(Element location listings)
******

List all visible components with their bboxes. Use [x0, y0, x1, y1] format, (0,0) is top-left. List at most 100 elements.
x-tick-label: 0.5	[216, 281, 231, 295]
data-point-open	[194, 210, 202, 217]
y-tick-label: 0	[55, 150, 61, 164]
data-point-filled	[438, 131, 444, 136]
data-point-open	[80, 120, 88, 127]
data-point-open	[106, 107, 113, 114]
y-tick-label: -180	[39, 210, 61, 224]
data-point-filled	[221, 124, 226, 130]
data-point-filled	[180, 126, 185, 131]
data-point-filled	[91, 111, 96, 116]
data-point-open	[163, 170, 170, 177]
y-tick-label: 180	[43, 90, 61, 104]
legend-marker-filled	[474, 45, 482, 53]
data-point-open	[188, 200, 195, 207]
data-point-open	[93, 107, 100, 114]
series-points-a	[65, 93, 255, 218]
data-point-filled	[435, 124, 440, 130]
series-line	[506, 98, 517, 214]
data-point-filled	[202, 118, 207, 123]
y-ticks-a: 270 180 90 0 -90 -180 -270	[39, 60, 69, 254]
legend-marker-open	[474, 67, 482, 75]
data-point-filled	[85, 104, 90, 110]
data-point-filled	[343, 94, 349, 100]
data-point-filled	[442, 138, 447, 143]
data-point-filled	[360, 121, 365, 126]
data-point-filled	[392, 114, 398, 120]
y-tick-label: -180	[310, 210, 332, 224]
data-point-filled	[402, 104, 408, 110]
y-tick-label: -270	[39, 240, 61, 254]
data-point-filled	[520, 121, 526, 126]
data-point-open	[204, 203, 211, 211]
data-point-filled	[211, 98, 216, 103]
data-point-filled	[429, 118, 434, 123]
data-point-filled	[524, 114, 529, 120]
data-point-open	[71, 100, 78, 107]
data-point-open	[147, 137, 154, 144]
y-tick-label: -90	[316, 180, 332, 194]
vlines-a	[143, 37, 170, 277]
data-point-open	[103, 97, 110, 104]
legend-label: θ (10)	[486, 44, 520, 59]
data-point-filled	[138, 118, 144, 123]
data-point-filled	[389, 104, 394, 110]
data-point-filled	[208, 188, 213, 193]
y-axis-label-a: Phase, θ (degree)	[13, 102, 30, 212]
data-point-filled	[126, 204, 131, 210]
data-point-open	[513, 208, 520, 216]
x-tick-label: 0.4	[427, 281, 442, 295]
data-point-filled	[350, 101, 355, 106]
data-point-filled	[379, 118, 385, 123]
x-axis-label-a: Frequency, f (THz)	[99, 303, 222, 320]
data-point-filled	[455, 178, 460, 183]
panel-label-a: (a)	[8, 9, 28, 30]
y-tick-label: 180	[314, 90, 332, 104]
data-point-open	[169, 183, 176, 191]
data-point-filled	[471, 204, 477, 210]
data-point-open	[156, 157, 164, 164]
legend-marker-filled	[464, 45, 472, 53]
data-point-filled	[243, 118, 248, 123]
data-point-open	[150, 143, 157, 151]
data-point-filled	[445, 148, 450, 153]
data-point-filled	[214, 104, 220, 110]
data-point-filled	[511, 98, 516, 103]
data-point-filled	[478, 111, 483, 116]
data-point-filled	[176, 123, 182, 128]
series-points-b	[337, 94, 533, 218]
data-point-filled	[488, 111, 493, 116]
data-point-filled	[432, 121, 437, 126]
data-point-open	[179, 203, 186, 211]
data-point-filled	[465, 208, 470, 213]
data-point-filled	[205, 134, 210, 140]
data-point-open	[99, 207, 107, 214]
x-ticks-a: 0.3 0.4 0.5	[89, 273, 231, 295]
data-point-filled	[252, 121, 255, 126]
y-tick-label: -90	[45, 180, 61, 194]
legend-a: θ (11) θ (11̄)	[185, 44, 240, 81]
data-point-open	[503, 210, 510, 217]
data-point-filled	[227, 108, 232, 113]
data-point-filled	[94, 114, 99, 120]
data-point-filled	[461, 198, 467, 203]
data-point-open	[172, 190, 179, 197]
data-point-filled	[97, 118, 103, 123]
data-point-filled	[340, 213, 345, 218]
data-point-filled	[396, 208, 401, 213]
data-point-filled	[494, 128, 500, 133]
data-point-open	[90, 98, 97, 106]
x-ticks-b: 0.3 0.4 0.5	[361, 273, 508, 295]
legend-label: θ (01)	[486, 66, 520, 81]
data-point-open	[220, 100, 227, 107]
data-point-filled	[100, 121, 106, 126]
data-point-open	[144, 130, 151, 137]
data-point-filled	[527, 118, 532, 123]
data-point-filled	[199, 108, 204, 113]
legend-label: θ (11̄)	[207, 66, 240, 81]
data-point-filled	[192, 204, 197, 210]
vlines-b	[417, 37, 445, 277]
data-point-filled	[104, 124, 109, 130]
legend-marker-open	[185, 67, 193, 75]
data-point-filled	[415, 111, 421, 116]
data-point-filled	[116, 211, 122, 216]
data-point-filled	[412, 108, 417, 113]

******

Copy out, word for word, the lines from the start of the records through the line that contains "118, 248, 123]", including that line.

### CORRECT OUTPUT
List all visible components with their bboxes. Use [x0, y0, x1, y1] format, (0,0) is top-left. List at most 100 elements.
x-tick-label: 0.5	[216, 281, 231, 295]
data-point-open	[194, 210, 202, 217]
y-tick-label: 0	[55, 150, 61, 164]
data-point-filled	[438, 131, 444, 136]
data-point-open	[80, 120, 88, 127]
data-point-open	[106, 107, 113, 114]
y-tick-label: -180	[39, 210, 61, 224]
data-point-filled	[221, 124, 226, 130]
data-point-filled	[180, 126, 185, 131]
data-point-filled	[91, 111, 96, 116]
data-point-open	[163, 170, 170, 177]
y-tick-label: 180	[43, 90, 61, 104]
legend-marker-filled	[474, 45, 482, 53]
data-point-open	[188, 200, 195, 207]
data-point-open	[93, 107, 100, 114]
series-points-a	[65, 93, 255, 218]
data-point-filled	[435, 124, 440, 130]
series-line	[506, 98, 517, 214]
data-point-filled	[202, 118, 207, 123]
y-ticks-a: 270 180 90 0 -90 -180 -270	[39, 60, 69, 254]
legend-marker-open	[474, 67, 482, 75]
data-point-filled	[85, 104, 90, 110]
data-point-filled	[343, 94, 349, 100]
data-point-filled	[442, 138, 447, 143]
data-point-filled	[360, 121, 365, 126]
data-point-filled	[392, 114, 398, 120]
y-tick-label: -180	[310, 210, 332, 224]
data-point-filled	[402, 104, 408, 110]
y-tick-label: -270	[39, 240, 61, 254]
data-point-filled	[520, 121, 526, 126]
data-point-open	[204, 203, 211, 211]
data-point-filled	[211, 98, 216, 103]
data-point-filled	[429, 118, 434, 123]
data-point-filled	[524, 114, 529, 120]
data-point-open	[71, 100, 78, 107]
data-point-open	[147, 137, 154, 144]
y-tick-label: -90	[316, 180, 332, 194]
vlines-a	[143, 37, 170, 277]
data-point-open	[103, 97, 110, 104]
legend-label: θ (10)	[486, 44, 520, 59]
data-point-filled	[138, 118, 144, 123]
data-point-filled	[389, 104, 394, 110]
data-point-filled	[208, 188, 213, 193]
y-axis-label-a: Phase, θ (degree)	[13, 102, 30, 212]
data-point-filled	[126, 204, 131, 210]
data-point-open	[513, 208, 520, 216]
x-tick-label: 0.4	[427, 281, 442, 295]
data-point-filled	[350, 101, 355, 106]
data-point-filled	[379, 118, 385, 123]
x-axis-label-a: Frequency, f (THz)	[99, 303, 222, 320]
data-point-filled	[455, 178, 460, 183]
panel-label-a: (a)	[8, 9, 28, 30]
y-tick-label: 180	[314, 90, 332, 104]
data-point-open	[169, 183, 176, 191]
data-point-filled	[471, 204, 477, 210]
data-point-open	[156, 157, 164, 164]
legend-marker-filled	[464, 45, 472, 53]
data-point-filled	[243, 118, 248, 123]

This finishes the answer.